/---

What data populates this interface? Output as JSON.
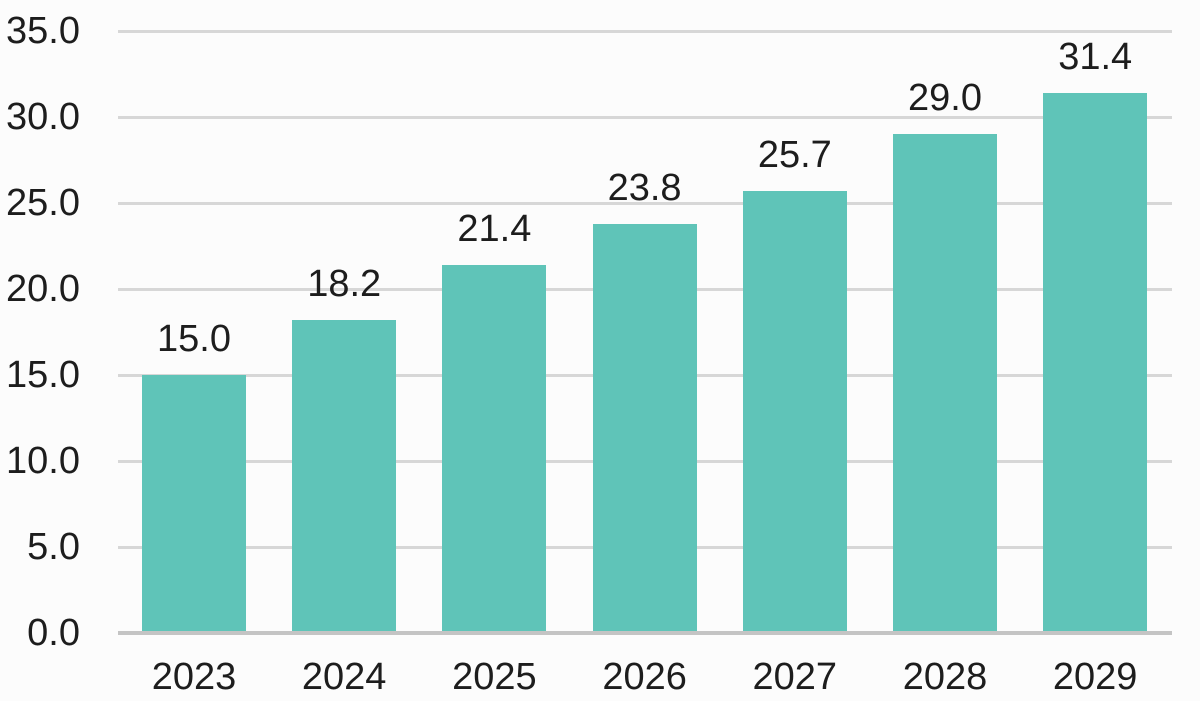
{
  "chart_data": {
    "type": "bar",
    "title": "",
    "xlabel": "",
    "ylabel": "",
    "categories": [
      "2023",
      "2024",
      "2025",
      "2026",
      "2027",
      "2028",
      "2029"
    ],
    "values": [
      15.0,
      18.2,
      21.4,
      23.8,
      25.7,
      29.0,
      31.4
    ],
    "value_labels": [
      "15.0",
      "18.2",
      "21.4",
      "23.8",
      "25.7",
      "29.0",
      "31.4"
    ],
    "ylim": [
      0,
      35
    ],
    "y_tick_interval": 5,
    "y_tick_labels": [
      "0.0",
      "5.0",
      "10.0",
      "15.0",
      "20.0",
      "25.0",
      "30.0",
      "35.0"
    ],
    "grid": true,
    "legend": false,
    "colors": {
      "bar": "#5fc4b8",
      "gridline": "#d7d7d7",
      "axis_line": "#c4c4c4",
      "text": "#1d1d1d",
      "background": "#fcfcfc"
    }
  }
}
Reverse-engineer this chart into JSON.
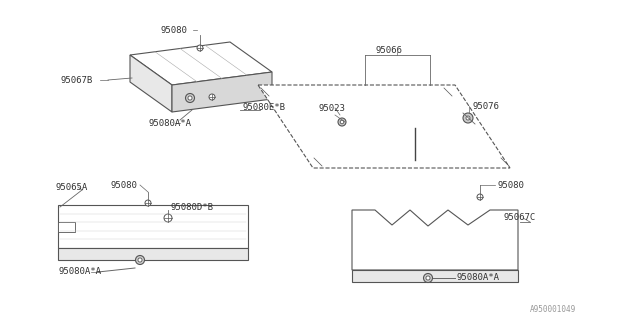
{
  "bg_color": "#ffffff",
  "line_color": "#555555",
  "text_color": "#333333",
  "watermark": "A950001049",
  "parts": {
    "95080_top": {
      "label": "95080"
    },
    "95067B": {
      "label": "95067B"
    },
    "95080E_B": {
      "label": "95080E*B"
    },
    "95080A_A_top": {
      "label": "95080A*A"
    },
    "95066": {
      "label": "95066"
    },
    "95023": {
      "label": "95023"
    },
    "95076": {
      "label": "95076"
    },
    "95065A": {
      "label": "95065A"
    },
    "95080_mid": {
      "label": "95080"
    },
    "95080D_B": {
      "label": "95080D*B"
    },
    "95080A_A_bot": {
      "label": "95080A*A"
    },
    "95080_right": {
      "label": "95080"
    },
    "95067C": {
      "label": "95067C"
    },
    "95080A_A_right": {
      "label": "95080A*A"
    }
  }
}
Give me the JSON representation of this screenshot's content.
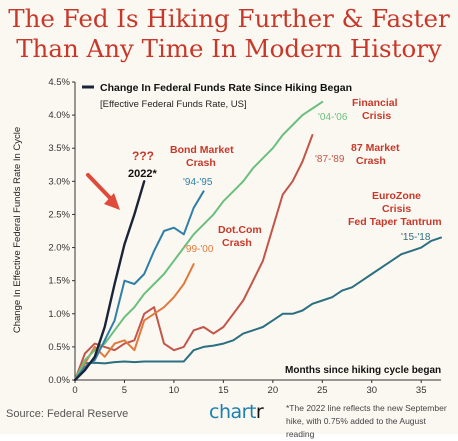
{
  "header": {
    "title_line1": "The Fed Is Hiking Further & Faster",
    "title_line2": "Than Any Time In Modern History"
  },
  "footer": {
    "source": "Source: Federal Reserve",
    "brand_prefix": "chart",
    "brand_suffix": "r",
    "footnote_line1": "*The 2022 line reflects the new September",
    "footnote_line2": "hike, with 0.75% added to the August reading"
  },
  "colors": {
    "title": "#c8382a",
    "series_2022": "#1a2438",
    "series_1994": "#2f7fa8",
    "series_2004": "#6bbf7e",
    "series_1987": "#c2564a",
    "series_1999": "#e07a3c",
    "series_2015": "#2b6f80",
    "arrow": "#e04a3a",
    "brand": "#1c7fae"
  },
  "chart_data": {
    "type": "line",
    "title": "The Fed Is Hiking Further & Faster Than Any Time In Modern History",
    "legend_title": "Change In Federal Funds Rate Since Hiking Began",
    "legend_subtitle": "[Effective Federal Funds Rate, US]",
    "legend_placement": "top-left",
    "xlabel": "Months since hiking cycle began",
    "ylabel": "Change In Effective Federal Funds Rate In Cycle",
    "xlim": [
      0,
      37
    ],
    "ylim": [
      0,
      4.5
    ],
    "x_ticks": [
      0,
      5,
      10,
      15,
      20,
      25,
      30,
      35
    ],
    "y_ticks": [
      "0.0%",
      "0.5%",
      "1.0%",
      "1.5%",
      "2.0%",
      "2.5%",
      "3.0%",
      "3.5%",
      "4.0%",
      "4.5%"
    ],
    "grid": false,
    "series": [
      {
        "name": "2022*",
        "annotation": "???",
        "x": [
          0,
          1,
          2,
          3,
          4,
          5,
          6,
          7
        ],
        "y": [
          0,
          0.15,
          0.35,
          0.8,
          1.45,
          2.05,
          2.5,
          3.0
        ]
      },
      {
        "label": "'94-'95",
        "event": "Bond Market Crash",
        "x": [
          0,
          1,
          2,
          3,
          4,
          5,
          6,
          7,
          8,
          9,
          10,
          11,
          12,
          13
        ],
        "y": [
          0,
          0.2,
          0.3,
          0.6,
          0.9,
          1.5,
          1.45,
          1.6,
          1.95,
          2.25,
          2.3,
          2.2,
          2.6,
          2.85
        ]
      },
      {
        "label": "'04-'06",
        "event": "Financial Crisis",
        "x": [
          0,
          1,
          2,
          3,
          4,
          5,
          6,
          7,
          8,
          9,
          10,
          11,
          12,
          13,
          14,
          15,
          16,
          17,
          18,
          19,
          20,
          21,
          22,
          23,
          24,
          25
        ],
        "y": [
          0,
          0.3,
          0.45,
          0.55,
          0.75,
          0.95,
          1.1,
          1.3,
          1.45,
          1.6,
          1.8,
          2.0,
          2.2,
          2.35,
          2.5,
          2.7,
          2.85,
          3.0,
          3.2,
          3.35,
          3.5,
          3.7,
          3.85,
          4.0,
          4.1,
          4.2
        ]
      },
      {
        "label": "'87-'89",
        "event": "87 Market Crash",
        "x": [
          0,
          1,
          2,
          3,
          4,
          5,
          6,
          7,
          8,
          9,
          10,
          11,
          12,
          13,
          14,
          15,
          16,
          17,
          18,
          19,
          20,
          21,
          22,
          23,
          24
        ],
        "y": [
          0,
          0.4,
          0.55,
          0.5,
          0.45,
          0.55,
          0.6,
          1.0,
          1.1,
          0.55,
          0.45,
          0.5,
          0.75,
          0.8,
          0.7,
          0.8,
          1.0,
          1.2,
          1.5,
          1.8,
          2.3,
          2.8,
          3.0,
          3.3,
          3.7
        ]
      },
      {
        "label": "'99-'00",
        "event": "Dot.Com Crash",
        "x": [
          0,
          1,
          2,
          3,
          4,
          5,
          6,
          7,
          8,
          9,
          10,
          11,
          12
        ],
        "y": [
          0,
          0.25,
          0.5,
          0.35,
          0.55,
          0.6,
          0.45,
          0.9,
          1.0,
          1.1,
          1.25,
          1.45,
          1.75
        ]
      },
      {
        "label": "'15-'18",
        "event": "EuroZone Crisis Fed Taper Tantrum",
        "x": [
          0,
          1,
          2,
          3,
          4,
          5,
          6,
          7,
          8,
          9,
          10,
          11,
          12,
          13,
          14,
          15,
          16,
          17,
          18,
          19,
          20,
          21,
          22,
          23,
          24,
          25,
          26,
          27,
          28,
          29,
          30,
          31,
          32,
          33,
          34,
          35,
          36,
          37
        ],
        "y": [
          0,
          0.25,
          0.26,
          0.25,
          0.27,
          0.28,
          0.27,
          0.28,
          0.28,
          0.28,
          0.28,
          0.28,
          0.45,
          0.5,
          0.52,
          0.55,
          0.6,
          0.7,
          0.75,
          0.8,
          0.9,
          1.0,
          1.0,
          1.05,
          1.15,
          1.2,
          1.25,
          1.35,
          1.4,
          1.5,
          1.6,
          1.7,
          1.8,
          1.9,
          1.95,
          2.0,
          2.1,
          2.15
        ]
      }
    ],
    "annotations": {
      "bond_line1": "Bond Market",
      "bond_line2": "Crash",
      "fin_line1": "Financial",
      "fin_line2": "Crisis",
      "mkt_line1": "87 Market",
      "mkt_line2": "Crash",
      "dot_line1": "Dot.Com",
      "dot_line2": "Crash",
      "euro_line1": "EuroZone",
      "euro_line2": "Crisis",
      "euro_line3": "Fed Taper Tantrum"
    }
  }
}
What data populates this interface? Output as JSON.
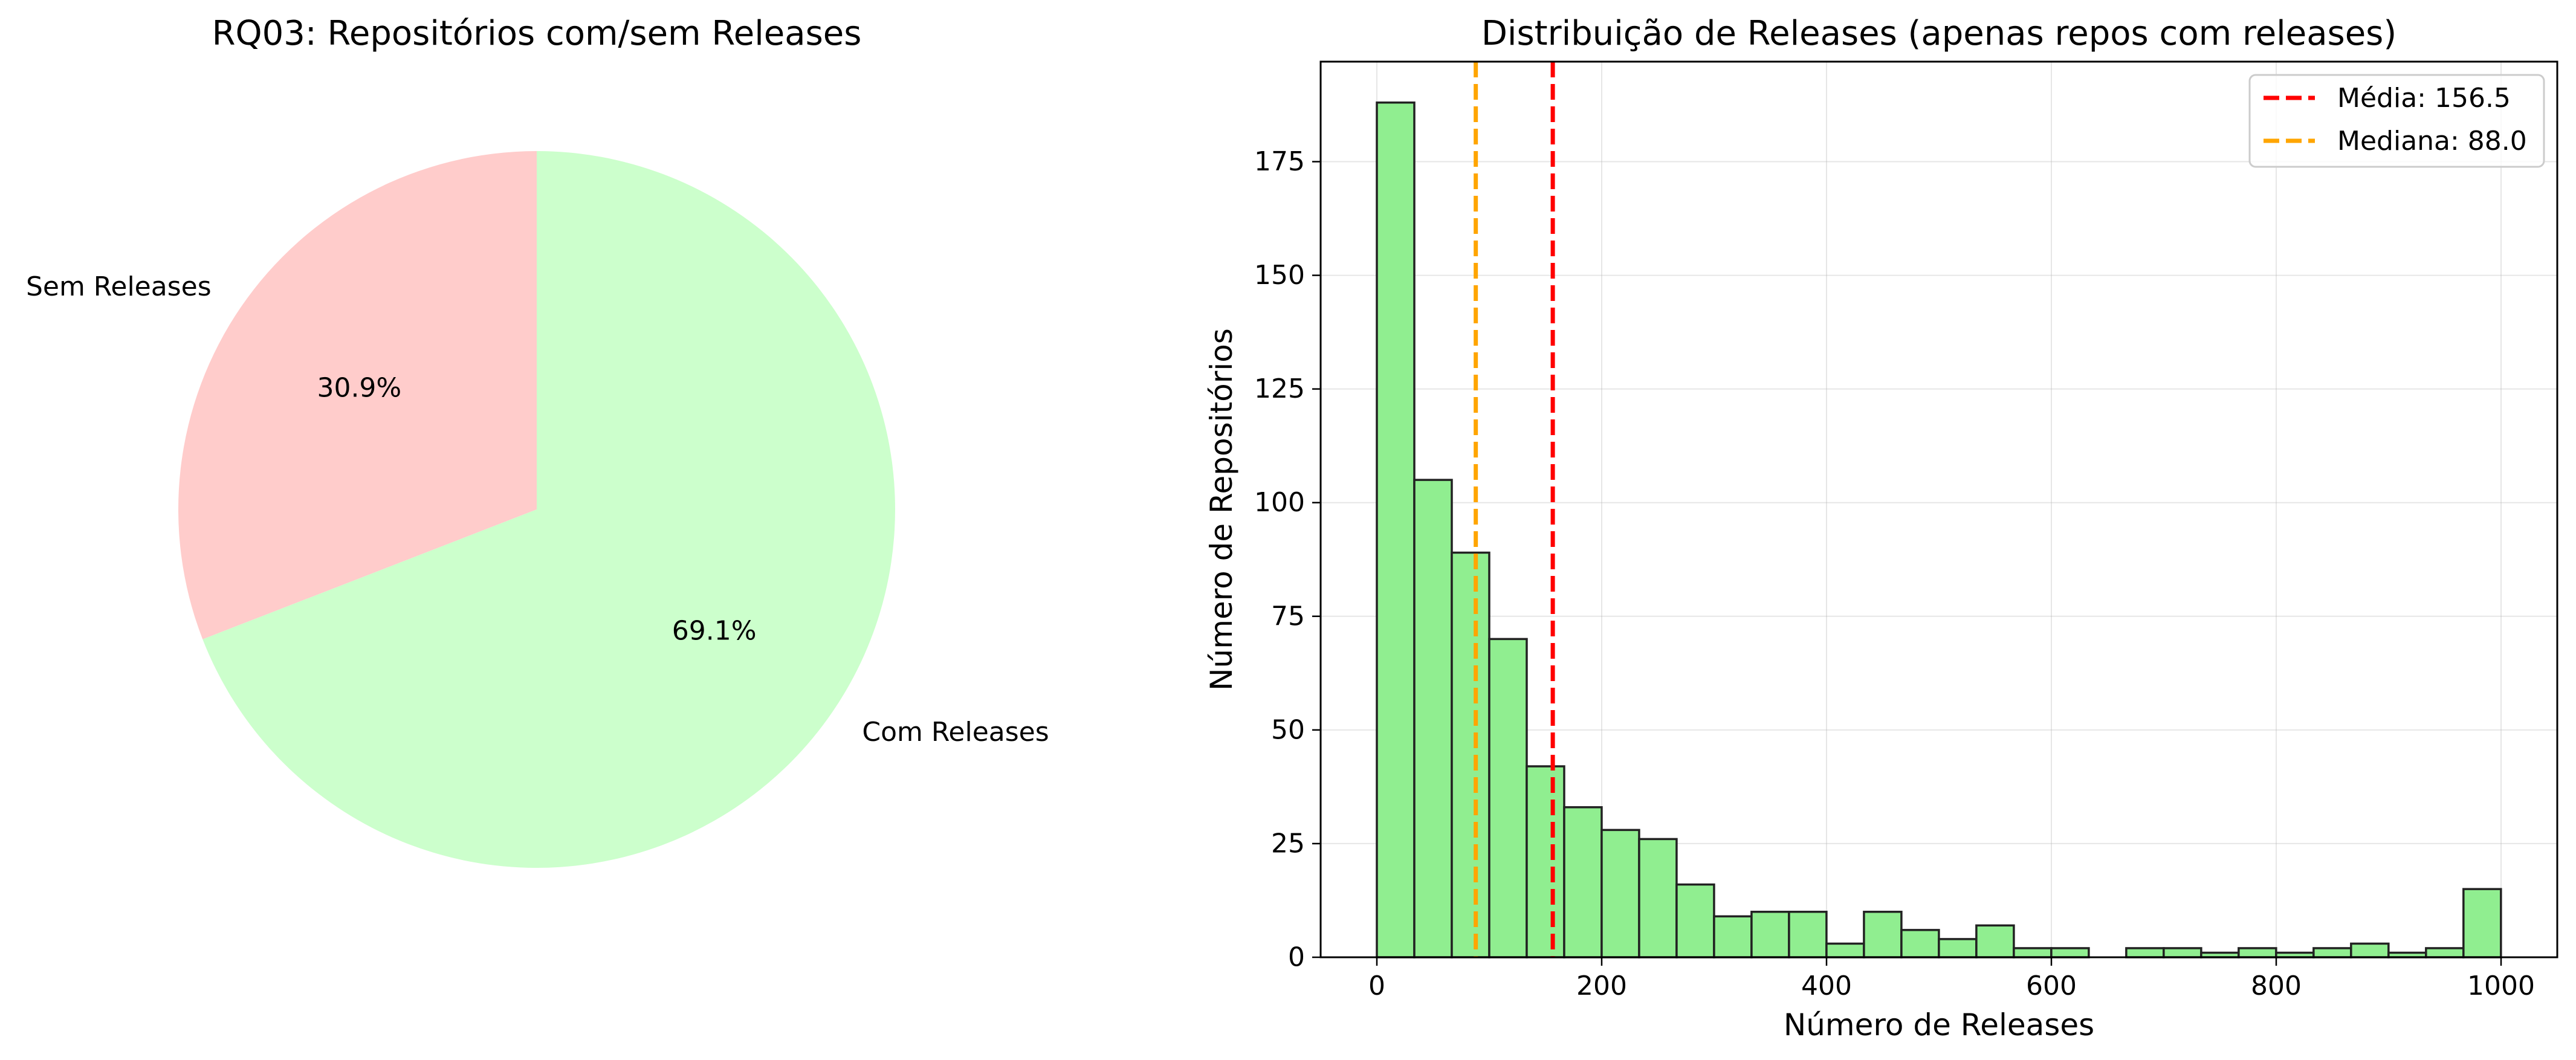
{
  "chart_data": [
    {
      "type": "pie",
      "title": "RQ03: Repositórios com/sem Releases",
      "labels": [
        "Sem Releases",
        "Com Releases"
      ],
      "values": [
        30.9,
        69.1
      ],
      "percent_labels": [
        "30.9%",
        "69.1%"
      ],
      "colors": [
        "#ffcccb",
        "#ccffcc"
      ],
      "start_angle_deg": 90
    },
    {
      "type": "bar",
      "subtype": "histogram",
      "title": "Distribuição de Releases (apenas repos com releases)",
      "xlabel": "Número de Releases",
      "ylabel": "Número de Repositórios",
      "xlim": [
        -50,
        1050
      ],
      "ylim": [
        0,
        197
      ],
      "xticks": [
        0,
        200,
        400,
        600,
        800,
        1000
      ],
      "xtick_labels": [
        "0",
        "200",
        "400",
        "600",
        "800",
        "1000"
      ],
      "yticks": [
        0,
        25,
        50,
        75,
        100,
        125,
        150,
        175
      ],
      "ytick_labels": [
        "0",
        "25",
        "50",
        "75",
        "100",
        "125",
        "150",
        "175"
      ],
      "grid": true,
      "bar_color": "#90ee90",
      "bin_start": 0,
      "bin_width": 33.33,
      "counts": [
        188,
        105,
        89,
        70,
        42,
        33,
        28,
        26,
        16,
        9,
        10,
        10,
        3,
        10,
        6,
        4,
        7,
        2,
        2,
        0,
        2,
        2,
        1,
        2,
        1,
        2,
        3,
        1,
        2,
        15
      ],
      "vlines": [
        {
          "name": "mean",
          "label": "Média: 156.5",
          "x": 156.5,
          "color": "#ff0000"
        },
        {
          "name": "median",
          "label": "Mediana: 88.0",
          "x": 88.0,
          "color": "#ffa500"
        }
      ],
      "legend_position": "upper right"
    }
  ]
}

\---

■ Stated goal: Pull every line containing "EuroZone" out of the records.

■ Solution to this problem:
        "event": "EuroZone Crisis Fed Taper Tantrum",
      "euro_line1": "EuroZone",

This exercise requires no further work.